#### BRIEF:
Quote the records below in full, exactly as given, with the images taken out.
== DATASET EXCERPTS
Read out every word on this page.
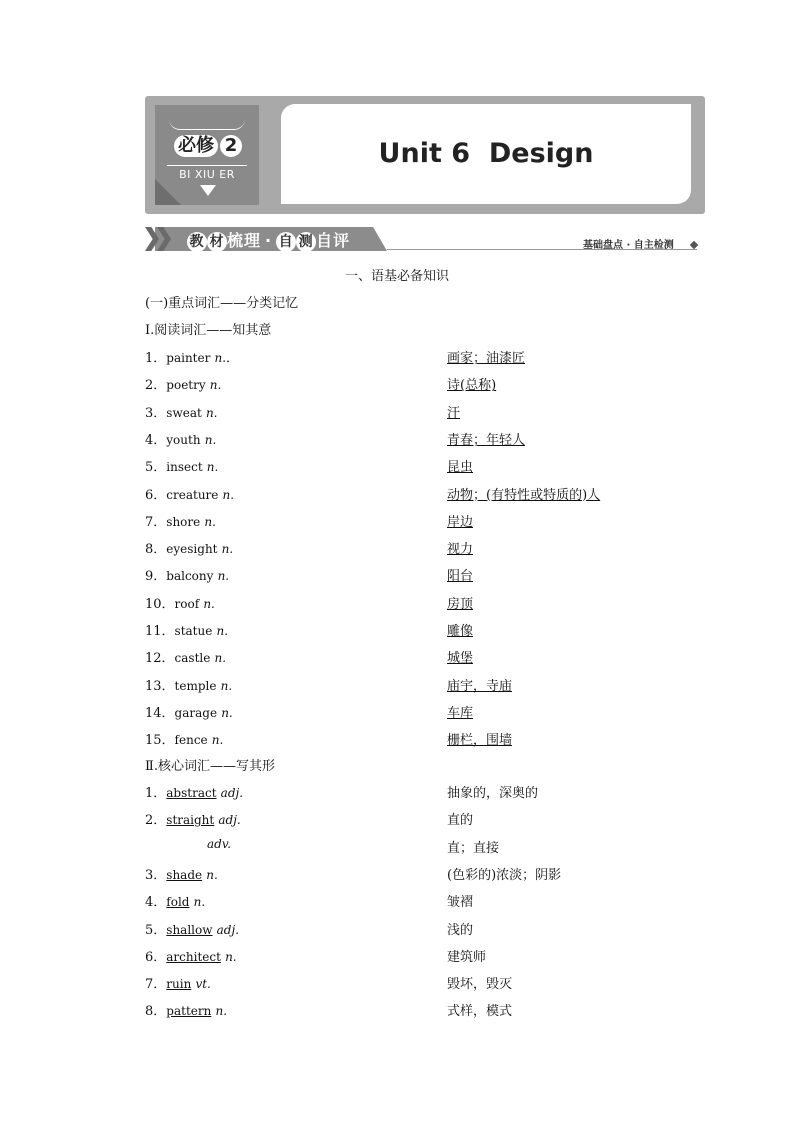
必修 2
BI XIU ER
Unit 6  Design
教 材 梳理 · 自 测 自评	基础盘点 · 自主检测
一、语基必备知识
(一)重点词汇——分类记忆
Ⅰ.阅读词汇——知其意
1．painter n.．	画家；油漆匠
2．poetry n.	诗(总称)
3．sweat n.	汗
4．youth n.	青春；年轻人
5．insect n.	昆虫
6．creature n.	动物；(有特性或特质的)人
7．shore n.	岸边
8．eyesight n.	视力
9．balcony n.	阳台
10．roof n.	房顶
11．statue n.	雕像
12．castle n.	城堡
13．temple n.	庙宇，寺庙
14．garage n.	车库
15．fence n.	栅栏，围墙
Ⅱ.核心词汇——写其形
1．abstract adj.	抽象的，深奥的
2．straight adj.	直的
adv.	直；直接
3．shade n.	(色彩的)浓淡；阴影
4．fold n.	皱褶
5．shallow adj.	浅的
6．architect n.	建筑师
7．ruin vt.	毁坏，毁灭
8．pattern n.	式样，模式
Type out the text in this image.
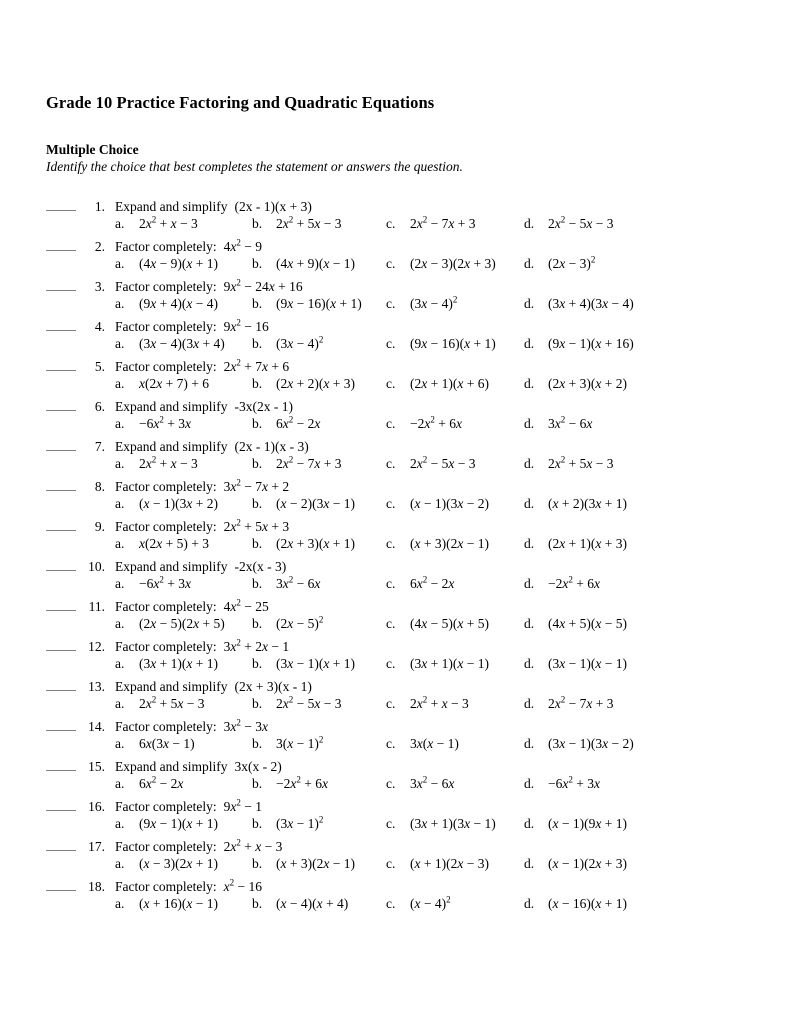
Grade 10 Practice Factoring and Quadratic Equations
Multiple Choice
Identify the choice that best completes the statement or answers the question.
1. Expand and simplify (2x - 1)(x + 3)
a. $2x^2 + x - 3$	b. $2x^2 + 5x - 3$	c. $2x^2 - 7x + 3$	d. $2x^2 - 5x - 3$
2. Factor completely: $4x^2 - 9$
a. (4x − 9)(x + 1)	b. (4x + 9)(x − 1)	c. (2x − 3)(2x + 3)	d. $(2x - 3)^2$
3. Factor completely: $9x^2 - 24x + 16$
a. (9x + 4)(x − 4)	b. (9x − 16)(x + 1)	c. $(3x - 4)^2$	d. (3x + 4)(3x − 4)
4. Factor completely: $9x^2 - 16$
a. (3x − 4)(3x + 4)	b. $(3x - 4)^2$	c. (9x − 16)(x + 1)	d. (9x − 1)(x + 16)
5. Factor completely: $2x^2 + 7x + 6$
a. x(2x + 7) + 6	b. (2x + 2)(x + 3)	c. (2x + 1)(x + 6)	d. (2x + 3)(x + 2)
6. Expand and simplify -3x(2x - 1)
a. $-6x^2 + 3x$	b. $6x^2 - 2x$	c. $-2x^2 + 6x$	d. $3x^2 - 6x$
7. Expand and simplify (2x - 1)(x - 3)
a. $2x^2 + x - 3$	b. $2x^2 - 7x + 3$	c. $2x^2 - 5x - 3$	d. $2x^2 + 5x - 3$
8. Factor completely: $3x^2 - 7x + 2$
a. (x − 1)(3x + 2)	b. (x − 2)(3x − 1)	c. (x − 1)(3x − 2)	d. (x + 2)(3x + 1)
9. Factor completely: $2x^2 + 5x + 3$
a. x(2x + 5) + 3	b. (2x + 3)(x + 1)	c. (x + 3)(2x − 1)	d. (2x + 1)(x + 3)
10. Expand and simplify -2x(x - 3)
a. $-6x^2 + 3x$	b. $3x^2 - 6x$	c. $6x^2 - 2x$	d. $-2x^2 + 6x$
11. Factor completely: $4x^2 - 25$
a. (2x − 5)(2x + 5)	b. $(2x - 5)^2$	c. (4x − 5)(x + 5)	d. (4x + 5)(x − 5)
12. Factor completely: $3x^2 + 2x - 1$
a. (3x + 1)(x + 1)	b. (3x − 1)(x + 1)	c. (3x + 1)(x − 1)	d. (3x − 1)(x − 1)
13. Expand and simplify (2x + 3)(x - 1)
a. $2x^2 + 5x - 3$	b. $2x^2 - 5x - 3$	c. $2x^2 + x - 3$	d. $2x^2 - 7x + 3$
14. Factor completely: $3x^2 - 3x$
a. 6x(3x − 1)	b. $3(x - 1)^2$	c. 3x(x − 1)	d. (3x − 1)(3x − 2)
15. Expand and simplify 3x(x - 2)
a. $6x^2 - 2x$	b. $-2x^2 + 6x$	c. $3x^2 - 6x$	d. $-6x^2 + 3x$
16. Factor completely: $9x^2 - 1$
a. (9x − 1)(x + 1)	b. $(3x - 1)^2$	c. (3x + 1)(3x − 1)	d. (x − 1)(9x + 1)
17. Factor completely: $2x^2 + x - 3$
a. (x − 3)(2x + 1)	b. (x + 3)(2x − 1)	c. (x + 1)(2x − 3)	d. (x − 1)(2x + 3)
18. Factor completely: $x^2 - 16$
a. (x + 16)(x − 1)	b. (x − 4)(x + 4)	c. $(x - 4)^2$	d. (x − 16)(x + 1)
====
#### EXERCISE SOLUTION:
Read out every word on this page.
必修 2
BI XIU ER
Unit 6  Design
教 材 梳理 · 自 测 自评	基础盘点 · 自主检测
一、语基必备知识
(一)重点词汇——分类记忆
Ⅰ.阅读词汇——知其意
1．painter n.．	画家；油漆匠
2．poetry n.	诗(总称)
3．sweat n.	汗
4．youth n.	青春；年轻人
5．insect n.	昆虫
6．creature n.	动物；(有特性或特质的)人
7．shore n.	岸边
8．eyesight n.	视力
9．balcony n.	阳台
10．roof n.	房顶
11．statue n.	雕像
12．castle n.	城堡
13．temple n.	庙宇，寺庙
14．garage n.	车库
15．fence n.	栅栏，围墙
Ⅱ.核心词汇——写其形
1．abstract adj.	抽象的，深奥的
2．straight adj.	直的
adv.	直；直接
3．shade n.	(色彩的)浓淡；阴影
4．fold n.	皱褶
5．shallow adj.	浅的
6．architect n.	建筑师
7．ruin vt.	毁坏，毁灭
8．pattern n.	式样，模式
Type out the text in this image.
Grade 10 Practice Factoring and Quadratic Equations
Multiple Choice
Identify the choice that best completes the statement or answers the question.
1. Expand and simplify (2x - 1)(x + 3)
a. $2x^2 + x - 3$	b. $2x^2 + 5x - 3$	c. $2x^2 - 7x + 3$	d. $2x^2 - 5x - 3$
2. Factor completely: $4x^2 - 9$
a. (4x − 9)(x + 1)	b. (4x + 9)(x − 1)	c. (2x − 3)(2x + 3)	d. $(2x - 3)^2$
3. Factor completely: $9x^2 - 24x + 16$
a. (9x + 4)(x − 4)	b. (9x − 16)(x + 1)	c. $(3x - 4)^2$	d. (3x + 4)(3x − 4)
4. Factor completely: $9x^2 - 16$
a. (3x − 4)(3x + 4)	b. $(3x - 4)^2$	c. (9x − 16)(x + 1)	d. (9x − 1)(x + 16)
5. Factor completely: $2x^2 + 7x + 6$
a. x(2x + 7) + 6	b. (2x + 2)(x + 3)	c. (2x + 1)(x + 6)	d. (2x + 3)(x + 2)
6. Expand and simplify -3x(2x - 1)
a. $-6x^2 + 3x$	b. $6x^2 - 2x$	c. $-2x^2 + 6x$	d. $3x^2 - 6x$
7. Expand and simplify (2x - 1)(x - 3)
a. $2x^2 + x - 3$	b. $2x^2 - 7x + 3$	c. $2x^2 - 5x - 3$	d. $2x^2 + 5x - 3$
8. Factor completely: $3x^2 - 7x + 2$
a. (x − 1)(3x + 2)	b. (x − 2)(3x − 1)	c. (x − 1)(3x − 2)	d. (x + 2)(3x + 1)
9. Factor completely: $2x^2 + 5x + 3$
a. x(2x + 5) + 3	b. (2x + 3)(x + 1)	c. (x + 3)(2x − 1)	d. (2x + 1)(x + 3)
10. Expand and simplify -2x(x - 3)
a. $-6x^2 + 3x$	b. $3x^2 - 6x$	c. $6x^2 - 2x$	d. $-2x^2 + 6x$
11. Factor completely: $4x^2 - 25$
a. (2x − 5)(2x + 5)	b. $(2x - 5)^2$	c. (4x − 5)(x + 5)	d. (4x + 5)(x − 5)
12. Factor completely: $3x^2 + 2x - 1$
a. (3x + 1)(x + 1)	b. (3x − 1)(x + 1)	c. (3x + 1)(x − 1)	d. (3x − 1)(x − 1)
13. Expand and simplify (2x + 3)(x - 1)
a. $2x^2 + 5x - 3$	b. $2x^2 - 5x - 3$	c. $2x^2 + x - 3$	d. $2x^2 - 7x + 3$
14. Factor completely: $3x^2 - 3x$
a. 6x(3x − 1)	b. $3(x - 1)^2$	c. 3x(x − 1)	d. (3x − 1)(3x − 2)
15. Expand and simplify 3x(x - 2)
a. $6x^2 - 2x$	b. $-2x^2 + 6x$	c. $3x^2 - 6x$	d. $-6x^2 + 3x$
16. Factor completely: $9x^2 - 1$
a. (9x − 1)(x + 1)	b. $(3x - 1)^2$	c. (3x + 1)(3x − 1)	d. (x − 1)(9x + 1)
17. Factor completely: $2x^2 + x - 3$
a. (x − 3)(2x + 1)	b. (x + 3)(2x − 1)	c. (x + 1)(2x − 3)	d. (x − 1)(2x + 3)
18. Factor completely: $x^2 - 16$
a. (x + 16)(x − 1)	b. (x − 4)(x + 4)	c. $(x - 4)^2$	d. (x − 16)(x + 1)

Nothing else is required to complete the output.